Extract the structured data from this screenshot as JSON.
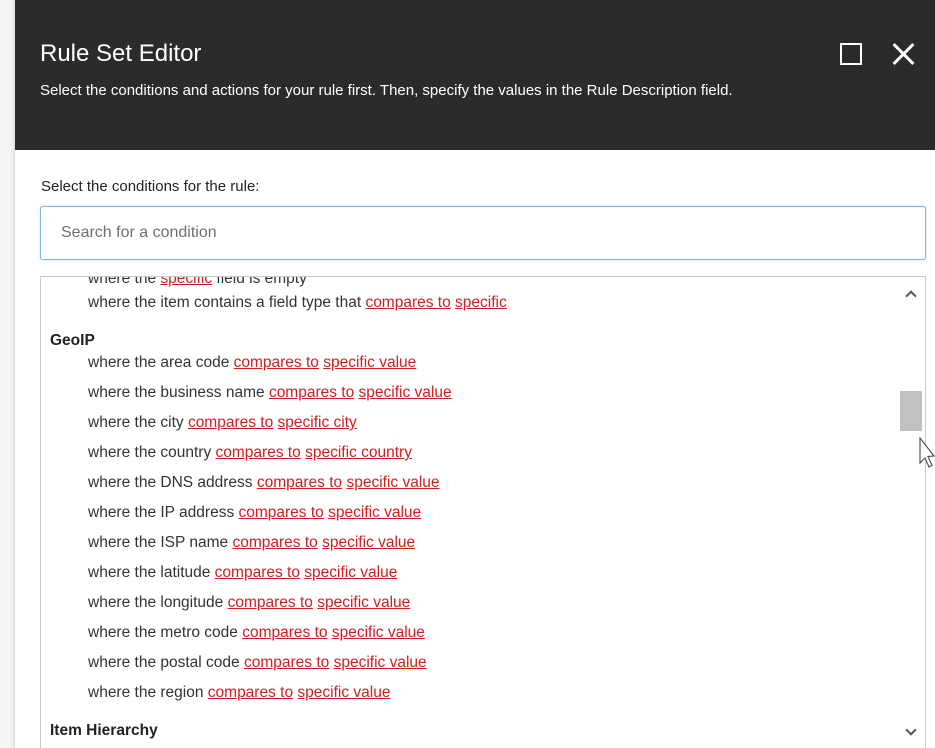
{
  "dialog": {
    "title": "Rule Set Editor",
    "subtitle": "Select the conditions and actions for your rule first. Then, specify the values in the Rule Description field.",
    "maximize_icon": "maximize-icon",
    "close_icon": "close-icon"
  },
  "conditions": {
    "label": "Select the conditions for the rule:",
    "search_placeholder": "Search for a condition",
    "search_value": ""
  },
  "list": {
    "partial_row": {
      "prefix": "where the ",
      "link1": "specific",
      "suffix": " field is empty"
    },
    "top_row": {
      "prefix": "where the item contains a field type that ",
      "link1": "compares to",
      "link2": "specific"
    },
    "geoip": {
      "title": "GeoIP",
      "items": [
        {
          "prefix": "where the area code ",
          "link1": "compares to",
          "link2": "specific value"
        },
        {
          "prefix": "where the business name ",
          "link1": "compares to",
          "link2": "specific value"
        },
        {
          "prefix": "where the city ",
          "link1": "compares to",
          "link2": "specific city"
        },
        {
          "prefix": "where the country ",
          "link1": "compares to",
          "link2": "specific country"
        },
        {
          "prefix": "where the DNS address ",
          "link1": "compares to",
          "link2": "specific value"
        },
        {
          "prefix": "where the IP address ",
          "link1": "compares to",
          "link2": "specific value"
        },
        {
          "prefix": "where the ISP name ",
          "link1": "compares to",
          "link2": "specific value"
        },
        {
          "prefix": "where the latitude ",
          "link1": "compares to",
          "link2": "specific value"
        },
        {
          "prefix": "where the longitude ",
          "link1": "compares to",
          "link2": "specific value"
        },
        {
          "prefix": "where the metro code ",
          "link1": "compares to",
          "link2": "specific value"
        },
        {
          "prefix": "where the postal code ",
          "link1": "compares to",
          "link2": "specific value"
        },
        {
          "prefix": "where the region ",
          "link1": "compares to",
          "link2": "specific value"
        }
      ]
    },
    "next_category": {
      "title": "Item Hierarchy"
    }
  },
  "scrollbar": {
    "up_icon": "chevron-up-icon",
    "down_icon": "chevron-down-icon"
  },
  "colors": {
    "header_bg": "#2b2b2b",
    "link": "#d11f1f",
    "input_border": "#7ab3e6"
  }
}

■ Work to be completed: Copy every record character for character. Skip the pictures.

■ The result:
Extract the structured data from this screenshot as JSON.
{
  "dialog": {
    "title": "Rule Set Editor",
    "subtitle": "Select the conditions and actions for your rule first. Then, specify the values in the Rule Description field.",
    "maximize_icon": "maximize-icon",
    "close_icon": "close-icon"
  },
  "conditions": {
    "label": "Select the conditions for the rule:",
    "search_placeholder": "Search for a condition",
    "search_value": ""
  },
  "list": {
    "partial_row": {
      "prefix": "where the ",
      "link1": "specific",
      "suffix": " field is empty"
    },
    "top_row": {
      "prefix": "where the item contains a field type that ",
      "link1": "compares to",
      "link2": "specific"
    },
    "geoip": {
      "title": "GeoIP",
      "items": [
        {
          "prefix": "where the area code ",
          "link1": "compares to",
          "link2": "specific value"
        },
        {
          "prefix": "where the business name ",
          "link1": "compares to",
          "link2": "specific value"
        },
        {
          "prefix": "where the city ",
          "link1": "compares to",
          "link2": "specific city"
        },
        {
          "prefix": "where the country ",
          "link1": "compares to",
          "link2": "specific country"
        },
        {
          "prefix": "where the DNS address ",
          "link1": "compares to",
          "link2": "specific value"
        },
        {
          "prefix": "where the IP address ",
          "link1": "compares to",
          "link2": "specific value"
        },
        {
          "prefix": "where the ISP name ",
          "link1": "compares to",
          "link2": "specific value"
        },
        {
          "prefix": "where the latitude ",
          "link1": "compares to",
          "link2": "specific value"
        },
        {
          "prefix": "where the longitude ",
          "link1": "compares to",
          "link2": "specific value"
        },
        {
          "prefix": "where the metro code ",
          "link1": "compares to",
          "link2": "specific value"
        },
        {
          "prefix": "where the postal code ",
          "link1": "compares to",
          "link2": "specific value"
        },
        {
          "prefix": "where the region ",
          "link1": "compares to",
          "link2": "specific value"
        }
      ]
    },
    "next_category": {
      "title": "Item Hierarchy"
    }
  },
  "scrollbar": {
    "up_icon": "chevron-up-icon",
    "down_icon": "chevron-down-icon"
  },
  "colors": {
    "header_bg": "#2b2b2b",
    "link": "#d11f1f",
    "input_border": "#7ab3e6"
  }
}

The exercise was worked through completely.